**Records**
= = =
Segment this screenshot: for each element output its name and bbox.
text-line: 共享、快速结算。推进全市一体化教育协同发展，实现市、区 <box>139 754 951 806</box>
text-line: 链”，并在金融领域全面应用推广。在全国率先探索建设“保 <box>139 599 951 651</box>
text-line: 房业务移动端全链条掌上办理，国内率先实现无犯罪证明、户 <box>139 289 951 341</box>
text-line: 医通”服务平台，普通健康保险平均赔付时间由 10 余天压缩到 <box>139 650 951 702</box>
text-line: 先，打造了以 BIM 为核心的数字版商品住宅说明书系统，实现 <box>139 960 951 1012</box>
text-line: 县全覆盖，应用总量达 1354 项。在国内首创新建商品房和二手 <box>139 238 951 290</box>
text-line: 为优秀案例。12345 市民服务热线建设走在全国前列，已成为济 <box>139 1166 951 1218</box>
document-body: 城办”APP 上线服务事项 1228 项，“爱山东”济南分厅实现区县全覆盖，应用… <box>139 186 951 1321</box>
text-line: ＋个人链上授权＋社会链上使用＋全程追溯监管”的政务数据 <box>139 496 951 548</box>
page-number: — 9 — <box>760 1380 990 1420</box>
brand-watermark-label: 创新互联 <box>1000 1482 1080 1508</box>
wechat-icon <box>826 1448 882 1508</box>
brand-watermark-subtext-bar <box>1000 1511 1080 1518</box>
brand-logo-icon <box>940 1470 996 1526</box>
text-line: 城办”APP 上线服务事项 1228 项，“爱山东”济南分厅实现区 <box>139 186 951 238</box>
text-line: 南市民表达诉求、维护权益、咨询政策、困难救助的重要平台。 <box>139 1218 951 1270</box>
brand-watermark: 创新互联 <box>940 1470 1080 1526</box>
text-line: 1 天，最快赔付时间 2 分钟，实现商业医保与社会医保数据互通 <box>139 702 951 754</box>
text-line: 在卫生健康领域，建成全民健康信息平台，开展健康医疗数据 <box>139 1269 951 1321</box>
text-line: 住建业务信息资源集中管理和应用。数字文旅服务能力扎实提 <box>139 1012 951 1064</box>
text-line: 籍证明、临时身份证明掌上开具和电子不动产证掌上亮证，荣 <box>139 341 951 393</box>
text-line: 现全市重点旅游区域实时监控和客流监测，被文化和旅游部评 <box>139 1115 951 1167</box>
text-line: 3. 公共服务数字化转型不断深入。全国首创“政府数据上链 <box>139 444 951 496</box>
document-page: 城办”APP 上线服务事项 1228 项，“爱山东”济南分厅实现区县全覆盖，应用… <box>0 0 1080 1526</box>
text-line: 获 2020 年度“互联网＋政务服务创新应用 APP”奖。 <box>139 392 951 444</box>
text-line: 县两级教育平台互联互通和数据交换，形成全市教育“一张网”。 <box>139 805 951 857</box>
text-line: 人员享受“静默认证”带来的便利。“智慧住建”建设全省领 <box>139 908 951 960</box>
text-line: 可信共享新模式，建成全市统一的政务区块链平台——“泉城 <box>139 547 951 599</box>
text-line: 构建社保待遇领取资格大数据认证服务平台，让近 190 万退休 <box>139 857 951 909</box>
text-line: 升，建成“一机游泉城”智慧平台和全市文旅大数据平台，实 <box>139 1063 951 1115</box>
= = =
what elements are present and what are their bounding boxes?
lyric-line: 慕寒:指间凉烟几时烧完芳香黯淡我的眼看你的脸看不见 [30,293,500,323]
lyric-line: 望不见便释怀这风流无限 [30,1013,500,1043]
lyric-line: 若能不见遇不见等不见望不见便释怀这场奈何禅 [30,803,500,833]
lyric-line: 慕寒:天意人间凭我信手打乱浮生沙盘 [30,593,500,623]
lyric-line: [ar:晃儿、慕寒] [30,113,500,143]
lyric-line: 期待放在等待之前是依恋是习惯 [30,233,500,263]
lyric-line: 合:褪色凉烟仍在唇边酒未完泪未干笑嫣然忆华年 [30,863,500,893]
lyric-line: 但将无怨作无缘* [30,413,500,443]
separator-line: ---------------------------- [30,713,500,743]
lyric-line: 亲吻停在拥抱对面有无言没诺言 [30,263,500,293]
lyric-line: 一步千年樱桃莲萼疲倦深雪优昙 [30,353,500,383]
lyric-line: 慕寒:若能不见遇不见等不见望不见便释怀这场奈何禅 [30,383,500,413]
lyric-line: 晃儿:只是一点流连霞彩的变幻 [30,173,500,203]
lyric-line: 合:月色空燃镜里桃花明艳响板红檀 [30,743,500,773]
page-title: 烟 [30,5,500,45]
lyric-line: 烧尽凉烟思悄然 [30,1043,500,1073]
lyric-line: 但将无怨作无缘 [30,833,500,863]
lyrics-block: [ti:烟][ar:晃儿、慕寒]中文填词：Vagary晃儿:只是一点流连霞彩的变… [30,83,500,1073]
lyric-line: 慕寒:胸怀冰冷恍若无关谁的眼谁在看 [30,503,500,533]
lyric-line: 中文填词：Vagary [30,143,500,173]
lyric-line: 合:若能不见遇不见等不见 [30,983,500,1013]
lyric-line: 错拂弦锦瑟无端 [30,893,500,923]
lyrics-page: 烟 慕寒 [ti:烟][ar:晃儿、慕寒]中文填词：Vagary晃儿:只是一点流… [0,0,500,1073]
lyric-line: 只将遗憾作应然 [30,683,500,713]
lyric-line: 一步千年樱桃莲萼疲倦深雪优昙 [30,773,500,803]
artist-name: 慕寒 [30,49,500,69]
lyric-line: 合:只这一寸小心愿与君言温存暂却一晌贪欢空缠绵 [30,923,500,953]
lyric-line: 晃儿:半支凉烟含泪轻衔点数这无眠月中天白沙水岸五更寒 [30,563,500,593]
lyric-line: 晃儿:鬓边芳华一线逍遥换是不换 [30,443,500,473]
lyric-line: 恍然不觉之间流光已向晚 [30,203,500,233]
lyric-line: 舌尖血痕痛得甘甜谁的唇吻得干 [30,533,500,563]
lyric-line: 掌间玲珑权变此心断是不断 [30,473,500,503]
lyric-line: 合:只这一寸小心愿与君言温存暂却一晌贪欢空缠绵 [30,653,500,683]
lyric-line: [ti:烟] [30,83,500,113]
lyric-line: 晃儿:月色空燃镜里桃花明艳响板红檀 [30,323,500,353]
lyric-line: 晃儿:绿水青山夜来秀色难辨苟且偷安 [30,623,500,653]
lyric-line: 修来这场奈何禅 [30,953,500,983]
= = =
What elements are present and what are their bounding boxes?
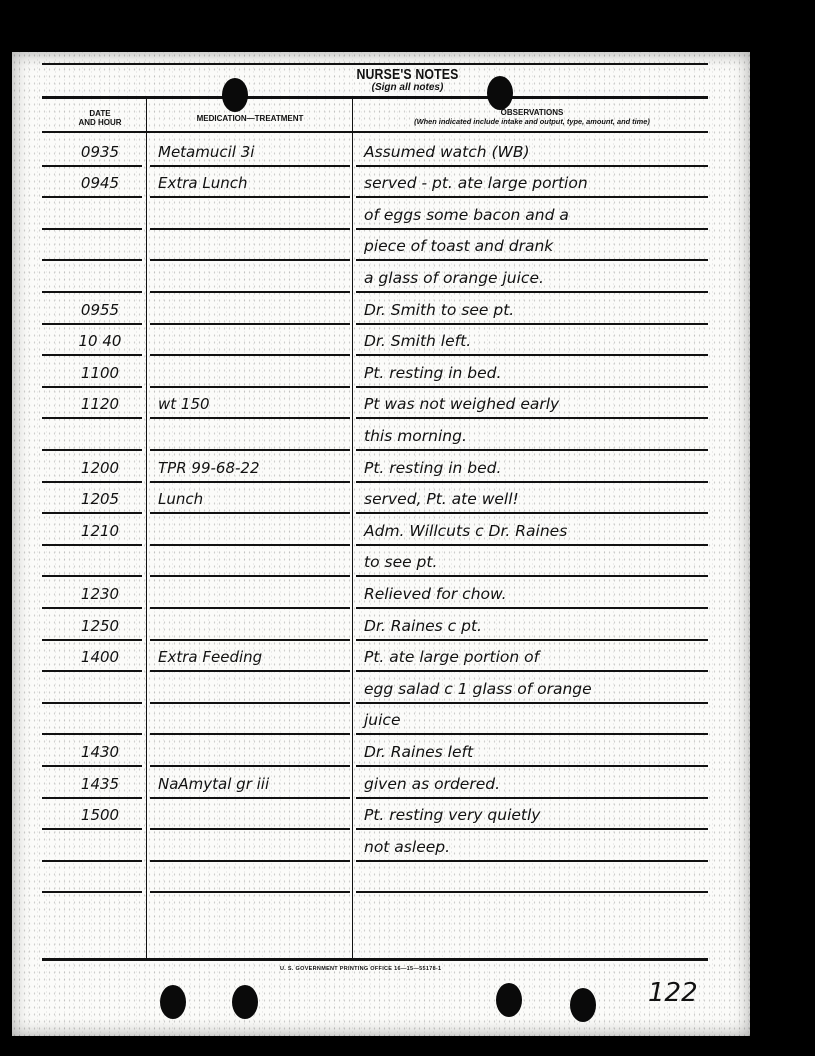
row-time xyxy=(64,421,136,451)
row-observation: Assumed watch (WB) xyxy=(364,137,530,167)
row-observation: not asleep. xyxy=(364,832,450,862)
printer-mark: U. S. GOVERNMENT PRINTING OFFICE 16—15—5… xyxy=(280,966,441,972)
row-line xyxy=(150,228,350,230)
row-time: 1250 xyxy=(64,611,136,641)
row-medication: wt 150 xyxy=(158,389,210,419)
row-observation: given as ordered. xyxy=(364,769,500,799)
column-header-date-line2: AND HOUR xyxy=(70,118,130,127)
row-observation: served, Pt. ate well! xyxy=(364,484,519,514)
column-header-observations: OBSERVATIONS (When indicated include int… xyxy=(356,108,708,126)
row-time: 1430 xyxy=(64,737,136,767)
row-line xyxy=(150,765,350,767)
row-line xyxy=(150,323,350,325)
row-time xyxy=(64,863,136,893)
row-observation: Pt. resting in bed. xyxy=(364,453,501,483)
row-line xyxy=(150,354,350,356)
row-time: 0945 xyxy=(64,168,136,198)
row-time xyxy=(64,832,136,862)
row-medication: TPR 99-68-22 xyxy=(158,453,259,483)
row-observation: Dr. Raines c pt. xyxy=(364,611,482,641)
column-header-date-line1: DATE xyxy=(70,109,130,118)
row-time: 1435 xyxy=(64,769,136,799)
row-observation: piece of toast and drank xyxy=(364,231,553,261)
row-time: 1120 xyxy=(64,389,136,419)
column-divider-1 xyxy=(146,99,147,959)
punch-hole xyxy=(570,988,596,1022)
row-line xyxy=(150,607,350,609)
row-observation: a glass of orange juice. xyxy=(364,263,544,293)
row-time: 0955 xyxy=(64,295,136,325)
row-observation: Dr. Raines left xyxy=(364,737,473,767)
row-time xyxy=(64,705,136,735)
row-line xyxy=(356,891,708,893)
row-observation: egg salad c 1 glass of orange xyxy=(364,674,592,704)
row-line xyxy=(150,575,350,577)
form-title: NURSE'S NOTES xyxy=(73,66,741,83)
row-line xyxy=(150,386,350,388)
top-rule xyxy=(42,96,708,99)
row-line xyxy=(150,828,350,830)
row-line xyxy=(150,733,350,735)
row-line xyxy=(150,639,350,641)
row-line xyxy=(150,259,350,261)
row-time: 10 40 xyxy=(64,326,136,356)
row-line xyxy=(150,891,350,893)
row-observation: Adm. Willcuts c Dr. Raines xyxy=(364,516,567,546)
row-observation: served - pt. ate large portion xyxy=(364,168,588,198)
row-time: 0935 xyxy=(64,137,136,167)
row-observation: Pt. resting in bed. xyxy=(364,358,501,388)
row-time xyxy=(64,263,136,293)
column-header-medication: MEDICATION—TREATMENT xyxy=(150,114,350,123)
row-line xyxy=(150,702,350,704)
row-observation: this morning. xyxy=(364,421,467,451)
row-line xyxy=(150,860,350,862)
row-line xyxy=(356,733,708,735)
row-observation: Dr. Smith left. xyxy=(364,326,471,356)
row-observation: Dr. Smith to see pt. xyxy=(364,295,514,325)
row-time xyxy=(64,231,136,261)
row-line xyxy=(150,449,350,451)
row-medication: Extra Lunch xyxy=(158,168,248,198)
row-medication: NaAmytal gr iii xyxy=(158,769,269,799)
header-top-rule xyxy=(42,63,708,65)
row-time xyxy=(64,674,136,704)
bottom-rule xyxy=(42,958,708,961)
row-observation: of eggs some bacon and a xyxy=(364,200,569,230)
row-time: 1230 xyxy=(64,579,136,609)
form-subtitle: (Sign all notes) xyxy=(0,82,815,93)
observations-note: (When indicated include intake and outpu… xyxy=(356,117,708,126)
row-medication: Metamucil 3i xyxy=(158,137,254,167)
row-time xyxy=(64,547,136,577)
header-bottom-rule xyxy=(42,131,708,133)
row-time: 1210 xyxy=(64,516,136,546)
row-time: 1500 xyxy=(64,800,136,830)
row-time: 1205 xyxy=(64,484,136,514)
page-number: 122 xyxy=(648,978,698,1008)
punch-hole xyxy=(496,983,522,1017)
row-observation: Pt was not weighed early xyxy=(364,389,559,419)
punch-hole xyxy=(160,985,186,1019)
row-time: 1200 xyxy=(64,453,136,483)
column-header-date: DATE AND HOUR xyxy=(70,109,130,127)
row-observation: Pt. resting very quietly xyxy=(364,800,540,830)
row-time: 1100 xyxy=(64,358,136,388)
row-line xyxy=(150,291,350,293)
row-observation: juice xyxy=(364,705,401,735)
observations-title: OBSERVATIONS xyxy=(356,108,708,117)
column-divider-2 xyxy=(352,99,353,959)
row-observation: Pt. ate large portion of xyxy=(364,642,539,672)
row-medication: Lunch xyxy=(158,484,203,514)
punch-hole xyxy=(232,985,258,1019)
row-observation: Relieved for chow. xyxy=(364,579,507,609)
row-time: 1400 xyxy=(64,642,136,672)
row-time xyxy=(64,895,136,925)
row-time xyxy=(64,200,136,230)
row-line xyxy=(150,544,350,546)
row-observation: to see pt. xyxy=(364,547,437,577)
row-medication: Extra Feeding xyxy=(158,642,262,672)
= = =
Convert the lines of the listing into a Markdown table with the columns Row and Line, skipping any blank lines. Include only the lines from the one containing "Segment this screenshot: for" through the one containing "444 951 496</box>", both of those lines included.

**Answer to this problem**
| Row | Line |
|---|---|
| 1 | Segment this screenshot: for each element output its name and bbox. |
| 2 | text-line: 共享、快速结算。推进全市一体化教育协同发展，实现市、区 <box>139 754 951 806</box> |
| 3 | text-line: 链”，并在金融领域全面应用推广。在全国率先探索建设“保 <box>139 599 951 651</box> |
| 4 | text-line: 房业务移动端全链条掌上办理，国内率先实现无犯罪证明、户 <box>139 289 951 341</box> |
| 5 | text-line: 医通”服务平台，普通健康保险平均赔付时间由 10 余天压缩到 <box>139 650 951 702</box> |
| 6 | text-line: 先，打造了以 BIM 为核心的数字版商品住宅说明书系统，实现 <box>139 960 951 1012</box> |
| 7 | text-line: 县全覆盖，应用总量达 1354 项。在国内首创新建商品房和二手 <box>139 238 951 290</box> |
| 8 | text-line: 为优秀案例。12345 市民服务热线建设走在全国前列，已成为济 <box>139 1166 951 1218</box> |
| 9 | document-body: 城办”APP 上线服务事项 1228 项，“爱山东”济南分厅实现区县全覆盖，应用… <box>139 186 951 1321</box> |
| 10 | text-line: ＋个人链上授权＋社会链上使用＋全程追溯监管”的政务数据 <box>139 496 951 548</box> |
| 11 | page-number: — 9 — <box>760 1380 990 1420</box> |
| 12 | brand-watermark-label: 创新互联 <box>1000 1482 1080 1508</box> |
| 13 | wechat-icon <box>826 1448 882 1508</box> |
| 14 | brand-watermark-subtext-bar <box>1000 1511 1080 1518</box> |
| 15 | brand-logo-icon <box>940 1470 996 1526</box> |
| 16 | text-line: 城办”APP 上线服务事项 1228 项，“爱山东”济南分厅实现区 <box>139 186 951 238</box> |
| 17 | text-line: 南市民表达诉求、维护权益、咨询政策、困难救助的重要平台。 <box>139 1218 951 1270</box> |
| 18 | brand-watermark: 创新互联 <box>940 1470 1080 1526</box> |
| 19 | text-line: 1 天，最快赔付时间 2 分钟，实现商业医保与社会医保数据互通 <box>139 702 951 754</box> |
| 20 | text-line: 在卫生健康领域，建成全民健康信息平台，开展健康医疗数据 <box>139 1269 951 1321</box> |
| 21 | text-line: 住建业务信息资源集中管理和应用。数字文旅服务能力扎实提 <box>139 1012 951 1064</box> |
| 22 | text-line: 籍证明、临时身份证明掌上开具和电子不动产证掌上亮证，荣 <box>139 341 951 393</box> |
| 23 | text-line: 现全市重点旅游区域实时监控和客流监测，被文化和旅游部评 <box>139 1115 951 1167</box> |
| 24 | text-line: 3. 公共服务数字化转型不断深入。全国首创“政府数据上链 <box>139 444 951 496</box> |